Exercise directions: Reproduce each of the items below verbatim, one per line, with nothing added or left out.

Source material:
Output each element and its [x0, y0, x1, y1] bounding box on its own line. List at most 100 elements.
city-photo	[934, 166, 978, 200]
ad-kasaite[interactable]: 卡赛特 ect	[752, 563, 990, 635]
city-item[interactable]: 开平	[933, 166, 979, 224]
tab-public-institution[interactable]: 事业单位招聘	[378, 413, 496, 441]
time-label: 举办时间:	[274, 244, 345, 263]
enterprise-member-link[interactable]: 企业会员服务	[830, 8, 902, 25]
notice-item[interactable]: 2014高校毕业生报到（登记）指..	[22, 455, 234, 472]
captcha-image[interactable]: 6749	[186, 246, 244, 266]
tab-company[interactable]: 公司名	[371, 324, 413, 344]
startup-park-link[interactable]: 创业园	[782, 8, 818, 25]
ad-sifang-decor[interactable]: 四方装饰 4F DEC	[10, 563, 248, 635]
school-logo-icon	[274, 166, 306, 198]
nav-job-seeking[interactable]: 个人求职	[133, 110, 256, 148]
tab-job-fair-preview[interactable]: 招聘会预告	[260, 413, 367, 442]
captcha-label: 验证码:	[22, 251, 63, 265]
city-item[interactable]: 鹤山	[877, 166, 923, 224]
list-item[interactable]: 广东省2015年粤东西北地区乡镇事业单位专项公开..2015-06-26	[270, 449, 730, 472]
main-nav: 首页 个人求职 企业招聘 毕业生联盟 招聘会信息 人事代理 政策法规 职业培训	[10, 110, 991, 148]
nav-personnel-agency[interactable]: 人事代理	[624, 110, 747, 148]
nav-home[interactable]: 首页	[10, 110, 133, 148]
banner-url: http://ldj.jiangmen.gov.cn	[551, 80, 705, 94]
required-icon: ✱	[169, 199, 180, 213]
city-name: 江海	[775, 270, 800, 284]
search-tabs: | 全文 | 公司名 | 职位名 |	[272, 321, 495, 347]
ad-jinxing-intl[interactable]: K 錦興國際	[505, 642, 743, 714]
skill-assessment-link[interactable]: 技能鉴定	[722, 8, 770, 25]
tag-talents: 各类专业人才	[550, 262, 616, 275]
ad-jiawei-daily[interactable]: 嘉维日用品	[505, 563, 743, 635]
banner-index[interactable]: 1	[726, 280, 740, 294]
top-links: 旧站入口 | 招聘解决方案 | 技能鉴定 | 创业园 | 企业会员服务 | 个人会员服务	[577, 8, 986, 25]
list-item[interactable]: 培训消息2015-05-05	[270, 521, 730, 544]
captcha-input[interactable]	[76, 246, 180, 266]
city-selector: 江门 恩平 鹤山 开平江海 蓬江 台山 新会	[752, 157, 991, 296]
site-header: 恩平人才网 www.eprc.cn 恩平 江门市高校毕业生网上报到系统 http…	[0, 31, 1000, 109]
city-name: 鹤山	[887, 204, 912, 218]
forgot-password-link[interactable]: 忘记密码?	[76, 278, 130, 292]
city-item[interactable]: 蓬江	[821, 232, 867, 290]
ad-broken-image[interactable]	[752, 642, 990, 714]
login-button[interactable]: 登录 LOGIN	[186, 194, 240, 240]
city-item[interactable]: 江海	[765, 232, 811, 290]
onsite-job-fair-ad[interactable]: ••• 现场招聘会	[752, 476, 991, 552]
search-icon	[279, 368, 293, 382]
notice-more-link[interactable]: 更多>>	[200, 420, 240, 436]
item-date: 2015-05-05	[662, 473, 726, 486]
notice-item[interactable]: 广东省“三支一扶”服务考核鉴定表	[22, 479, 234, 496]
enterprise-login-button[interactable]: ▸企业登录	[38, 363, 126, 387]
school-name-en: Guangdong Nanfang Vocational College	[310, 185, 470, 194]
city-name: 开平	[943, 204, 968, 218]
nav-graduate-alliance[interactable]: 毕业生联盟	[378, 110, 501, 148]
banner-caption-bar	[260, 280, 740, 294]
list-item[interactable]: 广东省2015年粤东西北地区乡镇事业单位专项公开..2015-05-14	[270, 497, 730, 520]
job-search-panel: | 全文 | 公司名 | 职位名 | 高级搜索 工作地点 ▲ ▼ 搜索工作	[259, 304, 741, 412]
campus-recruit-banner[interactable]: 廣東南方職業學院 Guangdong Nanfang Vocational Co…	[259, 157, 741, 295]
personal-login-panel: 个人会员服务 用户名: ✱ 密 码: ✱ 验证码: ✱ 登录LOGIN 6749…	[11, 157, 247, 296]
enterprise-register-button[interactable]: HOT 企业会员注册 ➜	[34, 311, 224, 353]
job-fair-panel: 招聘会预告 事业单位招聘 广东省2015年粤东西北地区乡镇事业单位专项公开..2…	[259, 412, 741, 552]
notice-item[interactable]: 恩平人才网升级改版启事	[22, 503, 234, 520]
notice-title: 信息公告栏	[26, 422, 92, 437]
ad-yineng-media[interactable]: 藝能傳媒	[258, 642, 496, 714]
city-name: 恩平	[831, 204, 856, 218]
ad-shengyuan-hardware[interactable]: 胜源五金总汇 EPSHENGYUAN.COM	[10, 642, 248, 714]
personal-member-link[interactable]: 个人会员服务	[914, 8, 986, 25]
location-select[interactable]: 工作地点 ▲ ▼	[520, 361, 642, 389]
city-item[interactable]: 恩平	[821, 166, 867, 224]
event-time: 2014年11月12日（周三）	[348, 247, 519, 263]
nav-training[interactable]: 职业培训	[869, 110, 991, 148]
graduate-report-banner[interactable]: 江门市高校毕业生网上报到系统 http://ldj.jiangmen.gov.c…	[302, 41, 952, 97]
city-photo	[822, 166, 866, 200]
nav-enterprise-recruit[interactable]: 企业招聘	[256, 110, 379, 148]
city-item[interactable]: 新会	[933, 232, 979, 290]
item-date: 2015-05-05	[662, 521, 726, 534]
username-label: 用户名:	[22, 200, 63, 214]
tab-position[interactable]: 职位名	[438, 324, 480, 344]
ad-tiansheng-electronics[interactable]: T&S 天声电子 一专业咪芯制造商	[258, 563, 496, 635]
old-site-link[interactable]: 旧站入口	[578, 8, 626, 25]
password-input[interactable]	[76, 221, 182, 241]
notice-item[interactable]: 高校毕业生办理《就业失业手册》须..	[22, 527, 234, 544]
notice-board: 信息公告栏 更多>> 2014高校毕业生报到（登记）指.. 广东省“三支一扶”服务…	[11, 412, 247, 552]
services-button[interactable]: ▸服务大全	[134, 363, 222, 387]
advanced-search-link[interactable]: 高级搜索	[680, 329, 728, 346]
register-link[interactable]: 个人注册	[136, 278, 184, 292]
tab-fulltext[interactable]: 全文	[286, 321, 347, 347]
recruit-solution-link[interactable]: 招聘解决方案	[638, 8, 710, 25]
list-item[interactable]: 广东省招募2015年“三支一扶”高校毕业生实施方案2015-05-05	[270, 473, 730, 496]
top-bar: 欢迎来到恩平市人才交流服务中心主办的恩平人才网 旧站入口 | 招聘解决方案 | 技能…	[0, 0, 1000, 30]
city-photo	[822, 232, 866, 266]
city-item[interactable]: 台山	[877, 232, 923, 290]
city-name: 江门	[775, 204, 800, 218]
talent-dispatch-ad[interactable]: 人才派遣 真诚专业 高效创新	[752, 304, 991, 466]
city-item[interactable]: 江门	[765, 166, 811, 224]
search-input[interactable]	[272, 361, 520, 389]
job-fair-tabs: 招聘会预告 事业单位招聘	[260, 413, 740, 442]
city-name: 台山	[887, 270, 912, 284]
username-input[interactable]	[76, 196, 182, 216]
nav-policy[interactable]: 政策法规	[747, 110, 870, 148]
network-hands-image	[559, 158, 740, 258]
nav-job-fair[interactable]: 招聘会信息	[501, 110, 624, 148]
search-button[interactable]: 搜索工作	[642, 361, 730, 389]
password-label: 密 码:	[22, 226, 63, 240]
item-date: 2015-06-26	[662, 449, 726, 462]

Solution for this task:
Output each element and its [x0, y0, x1, y1] bounding box on its own line. List at most 100 elements.
city-photo	[934, 166, 978, 200]
ad-kasaite[interactable]: 卡赛特 ect	[752, 563, 990, 635]
city-item[interactable]: 开平	[933, 166, 979, 224]
tab-public-institution[interactable]: 事业单位招聘	[378, 413, 496, 441]
time-label: 举办时间:	[274, 244, 345, 263]
enterprise-member-link[interactable]: 企业会员服务	[830, 8, 902, 25]
notice-item[interactable]: 2014高校毕业生报到（登记）指..	[22, 455, 234, 472]
captcha-image[interactable]: 6749	[186, 246, 244, 266]
tab-company[interactable]: 公司名	[371, 324, 413, 344]
startup-park-link[interactable]: 创业园	[782, 8, 818, 25]
ad-sifang-decor[interactable]: 四方装饰 4F DEC	[10, 563, 248, 635]
school-logo-icon	[274, 166, 306, 198]
nav-job-seeking[interactable]: 个人求职	[133, 110, 256, 148]
tab-job-fair-preview[interactable]: 招聘会预告	[260, 413, 367, 442]
captcha-label: 验证码:	[22, 251, 63, 265]
city-item[interactable]: 鹤山	[877, 166, 923, 224]
list-item[interactable]: 广东省2015年粤东西北地区乡镇事业单位专项公开..2015-06-26	[270, 449, 730, 472]
main-nav: 首页 个人求职 企业招聘 毕业生联盟 招聘会信息 人事代理 政策法规 职业培训	[10, 110, 991, 148]
nav-personnel-agency[interactable]: 人事代理	[624, 110, 747, 148]
nav-home[interactable]: 首页	[10, 110, 133, 148]
banner-url: http://ldj.jiangmen.gov.cn	[551, 80, 705, 94]
required-icon: ✱	[169, 199, 180, 213]
city-name: 江海	[775, 270, 800, 284]
search-tabs: | 全文 | 公司名 | 职位名 |	[272, 321, 495, 347]
ad-jinxing-intl[interactable]: K 錦興國際	[505, 642, 743, 714]
skill-assessment-link[interactable]: 技能鉴定	[722, 8, 770, 25]
tag-talents: 各类专业人才	[550, 262, 616, 275]
ad-jiawei-daily[interactable]: 嘉维日用品	[505, 563, 743, 635]
banner-index[interactable]: 1	[726, 280, 740, 294]
top-links: 旧站入口 | 招聘解决方案 | 技能鉴定 | 创业园 | 企业会员服务 | 个人会员服务	[577, 8, 986, 25]
list-item[interactable]: 培训消息2015-05-05	[270, 521, 730, 544]
captcha-input[interactable]	[76, 246, 180, 266]
city-selector: 江门 恩平 鹤山 开平江海 蓬江 台山 新会	[752, 157, 991, 296]
site-header: 恩平人才网 www.eprc.cn 恩平 江门市高校毕业生网上报到系统 http…	[0, 31, 1000, 109]
city-name: 鹤山	[887, 204, 912, 218]
forgot-password-link[interactable]: 忘记密码?	[76, 278, 130, 292]
city-item[interactable]: 蓬江	[821, 232, 867, 290]
ad-broken-image[interactable]	[752, 642, 990, 714]
login-button[interactable]: 登录 LOGIN	[186, 194, 240, 240]
city-item[interactable]: 江海	[765, 232, 811, 290]
onsite-job-fair-ad[interactable]: ••• 现场招聘会	[752, 476, 991, 552]
search-icon	[279, 368, 293, 382]
notice-more-link[interactable]: 更多>>	[200, 420, 240, 436]
item-date: 2015-05-05	[662, 473, 726, 486]
notice-item[interactable]: 广东省“三支一扶”服务考核鉴定表	[22, 479, 234, 496]
enterprise-login-button[interactable]: ▸企业登录	[38, 363, 126, 387]
school-name-en: Guangdong Nanfang Vocational College	[310, 185, 470, 194]
city-name: 开平	[943, 204, 968, 218]
nav-graduate-alliance[interactable]: 毕业生联盟	[378, 110, 501, 148]
banner-caption-bar	[260, 280, 740, 294]
list-item[interactable]: 广东省2015年粤东西北地区乡镇事业单位专项公开..2015-05-14	[270, 497, 730, 520]
job-search-panel: | 全文 | 公司名 | 职位名 | 高级搜索 工作地点 ▲ ▼ 搜索工作	[259, 304, 741, 412]
campus-recruit-banner[interactable]: 廣東南方職業學院 Guangdong Nanfang Vocational Co…	[259, 157, 741, 295]
personal-login-panel: 个人会员服务 用户名: ✱ 密 码: ✱ 验证码: ✱ 登录LOGIN 6749…	[11, 157, 247, 296]
enterprise-register-button[interactable]: HOT 企业会员注册 ➜	[34, 311, 224, 353]
job-fair-panel: 招聘会预告 事业单位招聘 广东省2015年粤东西北地区乡镇事业单位专项公开..2…	[259, 412, 741, 552]
notice-item[interactable]: 恩平人才网升级改版启事	[22, 503, 234, 520]
notice-title: 信息公告栏	[26, 422, 92, 437]
ad-yineng-media[interactable]: 藝能傳媒	[258, 642, 496, 714]
city-name: 恩平	[831, 204, 856, 218]
ad-shengyuan-hardware[interactable]: 胜源五金总汇 EPSHENGYUAN.COM	[10, 642, 248, 714]
personal-member-link[interactable]: 个人会员服务	[914, 8, 986, 25]
location-select[interactable]: 工作地点 ▲ ▼	[520, 361, 642, 389]
city-item[interactable]: 恩平	[821, 166, 867, 224]
event-time: 2014年11月12日（周三）	[348, 247, 519, 263]
nav-training[interactable]: 职业培训	[869, 110, 991, 148]
graduate-report-banner[interactable]: 江门市高校毕业生网上报到系统 http://ldj.jiangmen.gov.c…	[302, 41, 952, 97]
city-photo	[822, 166, 866, 200]
nav-enterprise-recruit[interactable]: 企业招聘	[256, 110, 379, 148]
city-item[interactable]: 新会	[933, 232, 979, 290]
item-date: 2015-05-05	[662, 521, 726, 534]
username-label: 用户名:	[22, 200, 63, 214]
tab-position[interactable]: 职位名	[438, 324, 480, 344]
ad-tiansheng-electronics[interactable]: T&S 天声电子 一专业咪芯制造商	[258, 563, 496, 635]
old-site-link[interactable]: 旧站入口	[578, 8, 626, 25]
password-input[interactable]	[76, 221, 182, 241]
notice-item[interactable]: 高校毕业生办理《就业失业手册》须..	[22, 527, 234, 544]
notice-board: 信息公告栏 更多>> 2014高校毕业生报到（登记）指.. 广东省“三支一扶”服务…	[11, 412, 247, 552]
services-button[interactable]: ▸服务大全	[134, 363, 222, 387]
advanced-search-link[interactable]: 高级搜索	[680, 329, 728, 346]
register-link[interactable]: 个人注册	[136, 278, 184, 292]
tab-fulltext[interactable]: 全文	[286, 321, 347, 347]
recruit-solution-link[interactable]: 招聘解决方案	[638, 8, 710, 25]
list-item[interactable]: 广东省招募2015年“三支一扶”高校毕业生实施方案2015-05-05	[270, 473, 730, 496]
top-bar: 欢迎来到恩平市人才交流服务中心主办的恩平人才网 旧站入口 | 招聘解决方案 | 技能…	[0, 0, 1000, 30]
city-photo	[822, 232, 866, 266]
city-item[interactable]: 台山	[877, 232, 923, 290]
city-name: 江门	[775, 204, 800, 218]
talent-dispatch-ad[interactable]: 人才派遣 真诚专业 高效创新	[752, 304, 991, 466]
city-item[interactable]: 江门	[765, 166, 811, 224]
search-input[interactable]	[272, 361, 520, 389]
job-fair-tabs: 招聘会预告 事业单位招聘	[260, 413, 740, 442]
city-name: 台山	[887, 270, 912, 284]
username-input[interactable]	[76, 196, 182, 216]
nav-policy[interactable]: 政策法规	[747, 110, 870, 148]
network-hands-image	[559, 158, 740, 258]
nav-job-fair[interactable]: 招聘会信息	[501, 110, 624, 148]
search-button[interactable]: 搜索工作	[642, 361, 730, 389]
password-label: 密 码:	[22, 226, 63, 240]
item-date: 2015-06-26	[662, 449, 726, 462]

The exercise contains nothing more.